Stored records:
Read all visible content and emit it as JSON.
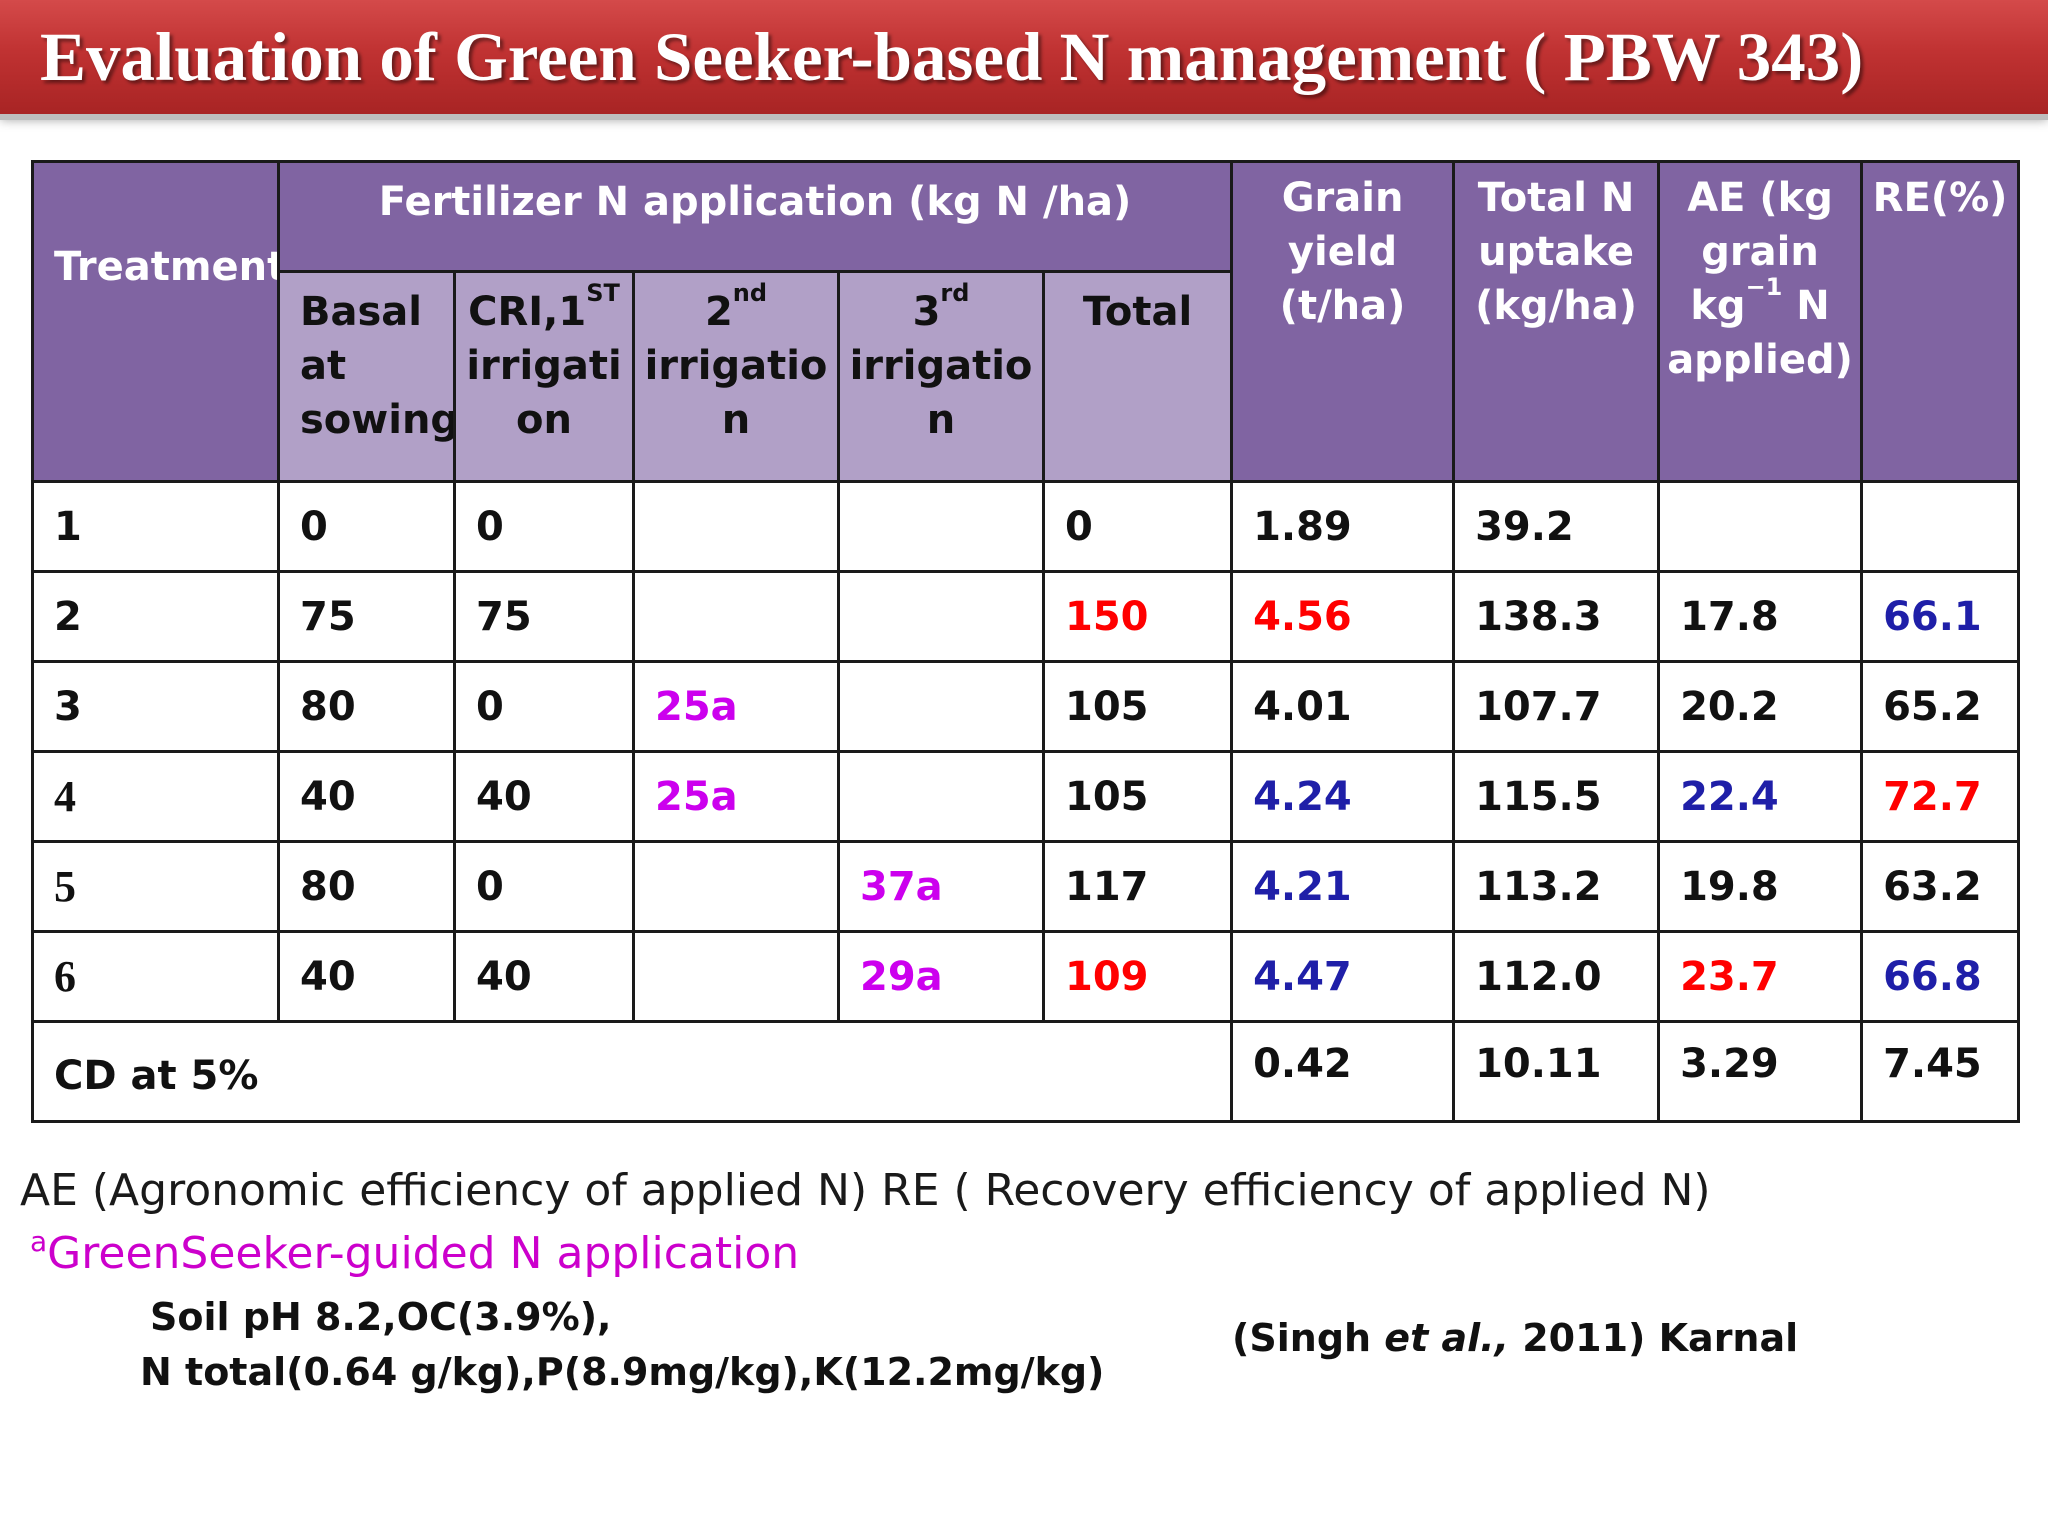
{
  "title": "Evaluation of Green Seeker-based N management ( PBW 343)",
  "colors": {
    "title_bg": "#c03232",
    "header_dark": "#8064a2",
    "header_light": "#b1a0c7",
    "red": "#ff0000",
    "blue": "#1f1fa8",
    "magenta": "#cc00ee"
  },
  "table": {
    "headers": {
      "treatment": "Treatment",
      "fertilizer_group": "Fertilizer N application (kg N /ha)",
      "grain_yield": [
        "Grain",
        "yield",
        "(t/ha)"
      ],
      "total_n_uptake": [
        "Total N",
        "uptake",
        "(kg/ha)"
      ],
      "ae": {
        "l1": "AE (kg",
        "l2": "grain",
        "l3_pre": "kg",
        "l3_sup": "−1",
        "l3_post": " N",
        "l4": "applied)"
      },
      "re": "RE(%)",
      "basal": [
        "Basal",
        "at",
        "sowing"
      ],
      "cri": {
        "pre": "CRI,1",
        "sup": "ST",
        "l2": "irrigati",
        "l3": "on"
      },
      "irr2": {
        "pre": "2",
        "sup": "nd",
        "l2": "irrigatio",
        "l3": "n"
      },
      "irr3": {
        "pre": "3",
        "sup": "rd",
        "l2": "irrigatio",
        "l3": "n"
      },
      "total": "Total"
    },
    "rows": [
      {
        "treatment": "1",
        "basal": "0",
        "cri": "0",
        "irr2": "",
        "irr3": "",
        "total": "0",
        "grain_yield": "1.89",
        "n_uptake": "39.2",
        "ae": "",
        "re": ""
      },
      {
        "treatment": "2",
        "basal": "75",
        "cri": "75",
        "irr2": "",
        "irr3": "",
        "total": "150",
        "grain_yield": "4.56",
        "n_uptake": "138.3",
        "ae": "17.8",
        "re": "66.1"
      },
      {
        "treatment": "3",
        "basal": "80",
        "cri": "0",
        "irr2": "25a",
        "irr3": "",
        "total": "105",
        "grain_yield": "4.01",
        "n_uptake": "107.7",
        "ae": "20.2",
        "re": "65.2"
      },
      {
        "treatment": "4",
        "basal": "40",
        "cri": "40",
        "irr2": "25a",
        "irr3": "",
        "total": "105",
        "grain_yield": "4.24",
        "n_uptake": "115.5",
        "ae": "22.4",
        "re": "72.7"
      },
      {
        "treatment": "5",
        "basal": "80",
        "cri": "0",
        "irr2": "",
        "irr3": "37a",
        "total": "117",
        "grain_yield": "4.21",
        "n_uptake": "113.2",
        "ae": "19.8",
        "re": "63.2"
      },
      {
        "treatment": "6",
        "basal": "40",
        "cri": "40",
        "irr2": "",
        "irr3": "29a",
        "total": "109",
        "grain_yield": "4.47",
        "n_uptake": "112.0",
        "ae": "23.7",
        "re": "66.8"
      }
    ],
    "cd_row": {
      "label": "CD at 5%",
      "grain_yield": "0.42",
      "n_uptake": "10.11",
      "ae": "3.29",
      "re": "7.45"
    }
  },
  "legend": {
    "abbrev": "AE  (Agronomic efficiency of applied N) RE ( Recovery efficiency of applied N)",
    "footnote_mark": "a",
    "footnote_text": "GreenSeeker-guided N application"
  },
  "soil": {
    "line1": "Soil pH 8.2,OC(3.9%),",
    "line2": "N total(0.64 g/kg),P(8.9mg/kg),K(12.2mg/kg)"
  },
  "citation": {
    "pre": "(Singh ",
    "italic": "et al.,",
    "post": " 2011) Karnal"
  }
}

[WHAT IS EXPECTED]:
Filter the entries above down to the lines containing the word "treatment".

[TASK ANSWER]:
      "treatment": "Treatment",
        "treatment": "1",
        "treatment": "2",
        "treatment": "3",
        "treatment": "4",
        "treatment": "5",
        "treatment": "6",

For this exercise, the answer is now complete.